§ **RECORDS FOR PROCESSING**:
%%
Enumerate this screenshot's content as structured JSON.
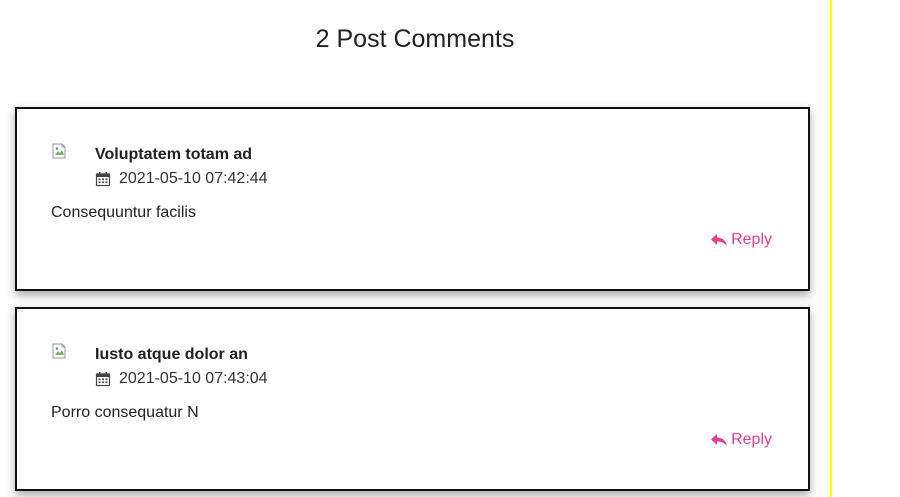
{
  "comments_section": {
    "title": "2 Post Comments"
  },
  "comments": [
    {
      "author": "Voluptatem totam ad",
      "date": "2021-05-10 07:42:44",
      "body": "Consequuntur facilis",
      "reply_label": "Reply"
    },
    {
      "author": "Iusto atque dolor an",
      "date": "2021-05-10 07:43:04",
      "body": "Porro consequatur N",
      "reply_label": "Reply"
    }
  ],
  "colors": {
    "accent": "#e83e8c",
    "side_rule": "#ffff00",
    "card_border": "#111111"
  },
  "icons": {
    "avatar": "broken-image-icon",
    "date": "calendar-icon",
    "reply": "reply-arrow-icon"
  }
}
%%
%%
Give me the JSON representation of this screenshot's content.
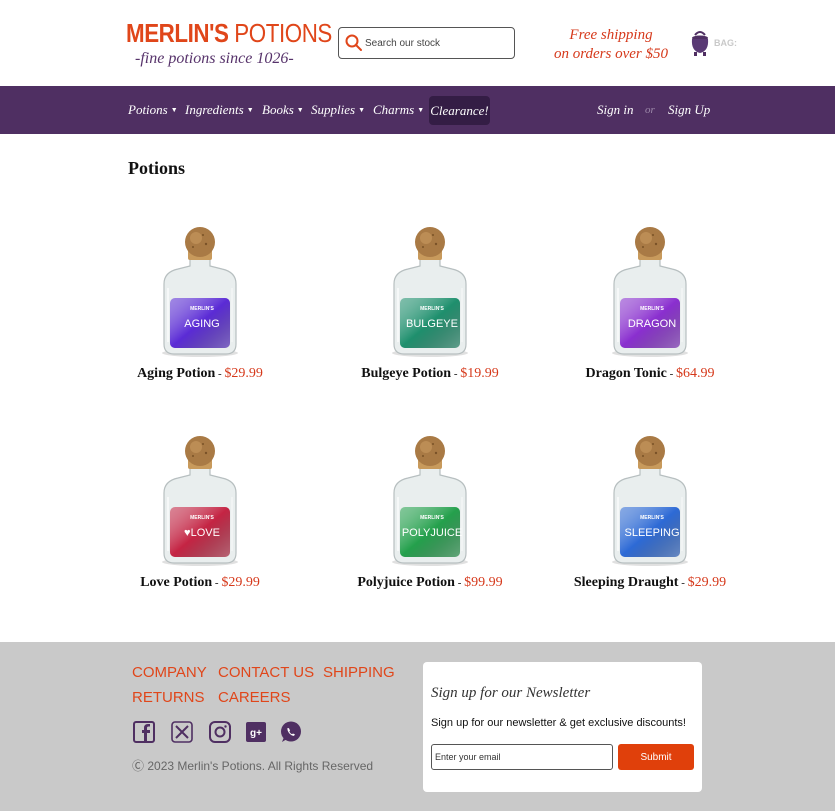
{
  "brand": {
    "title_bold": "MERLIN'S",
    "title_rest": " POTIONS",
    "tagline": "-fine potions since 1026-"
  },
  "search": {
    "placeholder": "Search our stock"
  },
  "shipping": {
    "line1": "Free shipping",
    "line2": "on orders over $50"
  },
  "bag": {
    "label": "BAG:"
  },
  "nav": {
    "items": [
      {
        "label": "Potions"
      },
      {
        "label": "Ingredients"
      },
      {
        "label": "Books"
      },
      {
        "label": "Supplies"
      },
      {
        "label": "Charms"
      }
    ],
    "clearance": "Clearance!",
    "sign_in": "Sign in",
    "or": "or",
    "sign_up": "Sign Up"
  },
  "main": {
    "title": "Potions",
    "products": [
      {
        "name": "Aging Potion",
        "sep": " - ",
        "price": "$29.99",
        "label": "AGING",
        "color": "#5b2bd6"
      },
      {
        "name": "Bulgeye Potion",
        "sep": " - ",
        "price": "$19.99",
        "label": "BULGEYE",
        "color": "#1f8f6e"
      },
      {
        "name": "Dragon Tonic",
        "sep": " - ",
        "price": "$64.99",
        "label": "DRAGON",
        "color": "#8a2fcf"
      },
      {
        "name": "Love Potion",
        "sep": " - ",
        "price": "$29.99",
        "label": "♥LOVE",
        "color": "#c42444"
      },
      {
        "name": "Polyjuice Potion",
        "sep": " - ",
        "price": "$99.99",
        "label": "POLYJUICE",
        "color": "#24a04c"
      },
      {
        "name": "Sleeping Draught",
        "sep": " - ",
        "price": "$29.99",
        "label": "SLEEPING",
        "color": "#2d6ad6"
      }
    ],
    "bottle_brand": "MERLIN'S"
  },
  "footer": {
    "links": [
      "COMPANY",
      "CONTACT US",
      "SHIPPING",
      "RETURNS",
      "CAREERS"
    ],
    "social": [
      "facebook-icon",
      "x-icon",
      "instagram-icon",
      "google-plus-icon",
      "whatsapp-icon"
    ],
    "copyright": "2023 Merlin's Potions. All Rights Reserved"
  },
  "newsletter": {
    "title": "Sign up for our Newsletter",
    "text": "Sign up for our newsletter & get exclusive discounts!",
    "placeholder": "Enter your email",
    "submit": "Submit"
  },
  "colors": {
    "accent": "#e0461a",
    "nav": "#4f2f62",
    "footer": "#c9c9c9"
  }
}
%%
%%
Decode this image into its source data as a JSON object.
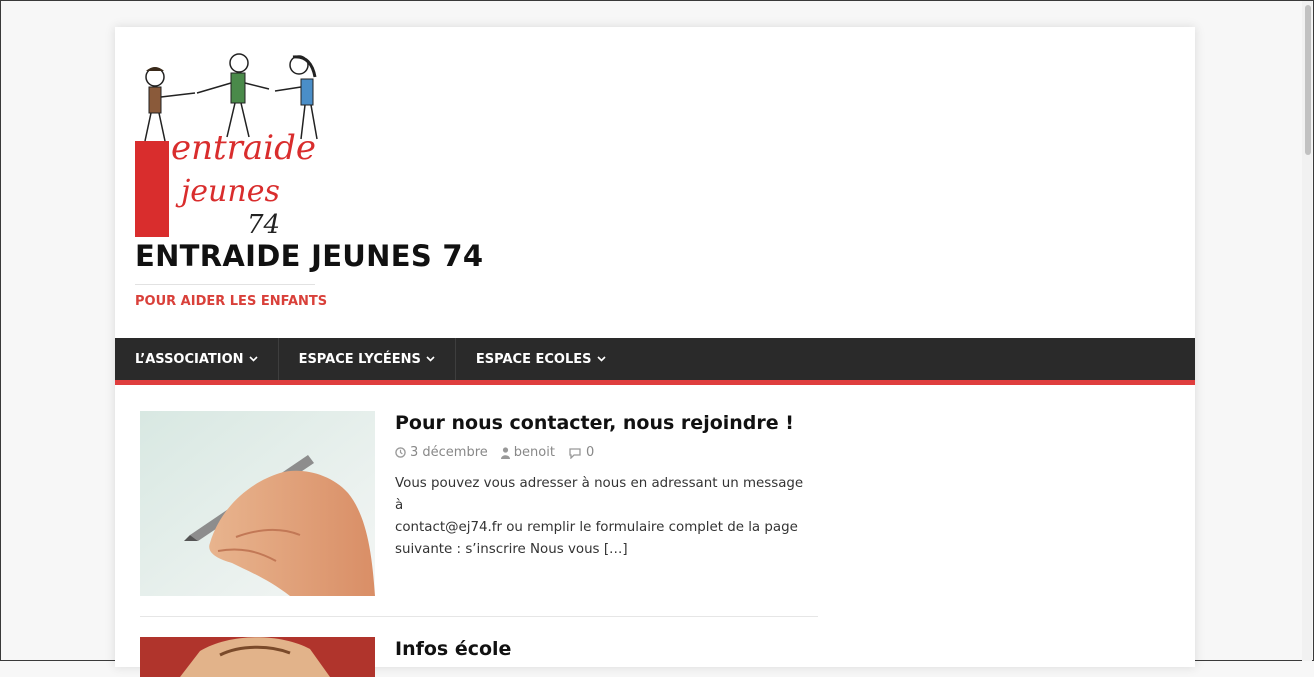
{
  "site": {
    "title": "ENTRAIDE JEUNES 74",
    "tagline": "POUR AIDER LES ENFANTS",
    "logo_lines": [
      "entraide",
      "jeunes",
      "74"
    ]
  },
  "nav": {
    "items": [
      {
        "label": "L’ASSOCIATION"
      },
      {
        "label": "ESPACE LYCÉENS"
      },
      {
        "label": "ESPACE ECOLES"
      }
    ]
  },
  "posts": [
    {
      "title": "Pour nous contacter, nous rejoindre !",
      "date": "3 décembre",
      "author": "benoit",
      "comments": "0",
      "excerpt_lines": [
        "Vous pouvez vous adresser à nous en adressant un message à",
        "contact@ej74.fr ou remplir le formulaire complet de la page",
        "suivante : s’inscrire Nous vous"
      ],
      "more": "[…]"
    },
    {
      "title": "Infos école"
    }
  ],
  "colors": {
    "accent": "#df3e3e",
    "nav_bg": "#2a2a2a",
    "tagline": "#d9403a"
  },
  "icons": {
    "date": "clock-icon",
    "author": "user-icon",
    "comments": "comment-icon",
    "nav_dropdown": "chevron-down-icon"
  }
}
%%
Show all lines in the entries above where the word "name" appears.

        "name": "Aging Potion",
        "name": "Bulgeye Potion",
        "name": "Dragon Tonic",
        "name": "Love Potion",
        "name": "Polyjuice Potion",
        "name": "Sleeping Draught",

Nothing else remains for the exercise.